*TASK REQUIREMENTS*
Scan the records and identify every line in which the string "this" occurs, then return those lines.

*THE RECORDS*
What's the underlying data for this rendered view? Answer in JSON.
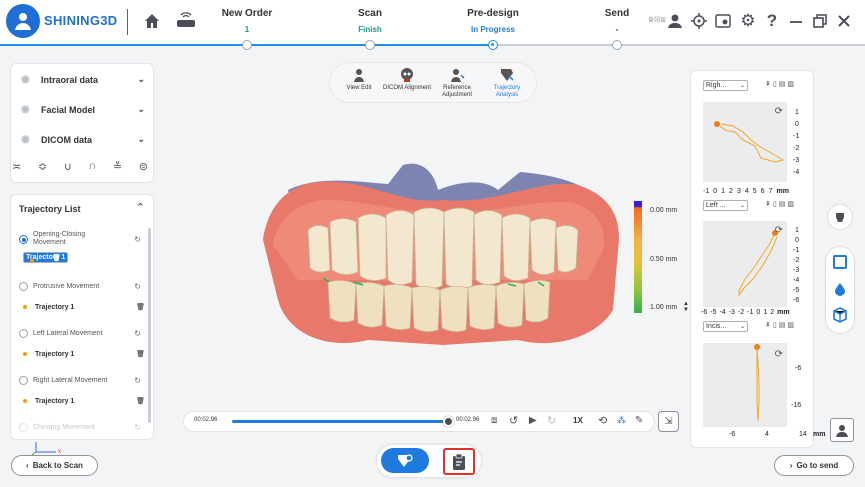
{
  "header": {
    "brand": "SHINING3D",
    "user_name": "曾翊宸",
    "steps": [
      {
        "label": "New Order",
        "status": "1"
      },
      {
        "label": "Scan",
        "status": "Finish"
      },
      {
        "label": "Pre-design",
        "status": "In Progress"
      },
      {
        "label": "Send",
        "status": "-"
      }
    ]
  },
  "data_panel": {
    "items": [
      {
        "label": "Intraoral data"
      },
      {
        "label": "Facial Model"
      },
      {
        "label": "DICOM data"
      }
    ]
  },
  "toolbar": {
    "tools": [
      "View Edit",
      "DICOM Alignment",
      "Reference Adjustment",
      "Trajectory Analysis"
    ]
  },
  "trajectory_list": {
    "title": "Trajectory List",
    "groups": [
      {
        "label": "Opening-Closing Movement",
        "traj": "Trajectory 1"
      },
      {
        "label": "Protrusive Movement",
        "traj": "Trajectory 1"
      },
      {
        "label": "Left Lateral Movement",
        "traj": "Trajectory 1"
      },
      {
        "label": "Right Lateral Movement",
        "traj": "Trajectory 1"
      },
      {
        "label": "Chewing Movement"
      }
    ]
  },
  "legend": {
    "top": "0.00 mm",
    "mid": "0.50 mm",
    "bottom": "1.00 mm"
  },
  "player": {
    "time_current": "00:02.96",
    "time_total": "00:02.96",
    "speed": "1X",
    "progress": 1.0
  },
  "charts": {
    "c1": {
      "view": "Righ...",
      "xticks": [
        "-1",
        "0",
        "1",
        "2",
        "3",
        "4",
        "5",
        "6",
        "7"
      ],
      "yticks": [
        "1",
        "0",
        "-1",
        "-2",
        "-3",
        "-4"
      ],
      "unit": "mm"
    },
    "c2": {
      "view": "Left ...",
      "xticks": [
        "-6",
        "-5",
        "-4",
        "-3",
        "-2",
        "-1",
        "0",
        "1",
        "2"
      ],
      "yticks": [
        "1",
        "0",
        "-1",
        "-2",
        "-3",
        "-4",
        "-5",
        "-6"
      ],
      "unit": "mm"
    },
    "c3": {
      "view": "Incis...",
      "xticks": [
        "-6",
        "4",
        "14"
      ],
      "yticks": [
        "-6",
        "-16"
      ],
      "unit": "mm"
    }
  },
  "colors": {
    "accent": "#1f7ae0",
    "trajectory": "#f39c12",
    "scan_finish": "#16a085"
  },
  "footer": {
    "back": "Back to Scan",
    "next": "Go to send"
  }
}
==
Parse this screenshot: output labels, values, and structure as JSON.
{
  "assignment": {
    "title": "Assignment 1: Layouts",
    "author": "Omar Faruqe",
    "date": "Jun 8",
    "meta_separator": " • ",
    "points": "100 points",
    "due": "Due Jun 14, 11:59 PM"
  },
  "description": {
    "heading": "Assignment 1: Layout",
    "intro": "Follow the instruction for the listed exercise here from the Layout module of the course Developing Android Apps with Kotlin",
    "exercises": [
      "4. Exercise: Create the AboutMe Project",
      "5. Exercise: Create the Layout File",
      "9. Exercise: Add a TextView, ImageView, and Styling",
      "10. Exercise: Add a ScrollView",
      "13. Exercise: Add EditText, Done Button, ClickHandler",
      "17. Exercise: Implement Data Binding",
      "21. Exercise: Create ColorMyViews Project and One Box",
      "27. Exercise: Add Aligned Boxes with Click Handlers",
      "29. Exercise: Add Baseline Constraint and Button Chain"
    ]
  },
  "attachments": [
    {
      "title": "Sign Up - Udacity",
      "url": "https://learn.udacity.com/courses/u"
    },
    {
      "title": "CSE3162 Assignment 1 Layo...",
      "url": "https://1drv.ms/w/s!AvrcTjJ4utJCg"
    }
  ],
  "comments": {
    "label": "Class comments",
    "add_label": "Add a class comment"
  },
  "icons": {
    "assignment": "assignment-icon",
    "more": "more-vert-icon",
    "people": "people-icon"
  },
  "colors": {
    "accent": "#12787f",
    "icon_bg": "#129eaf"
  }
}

*REPLY TO THE TASK*
What's the underlying data for this rendered view? Answer in JSON.
Parse this screenshot: output labels, values, and structure as JSON.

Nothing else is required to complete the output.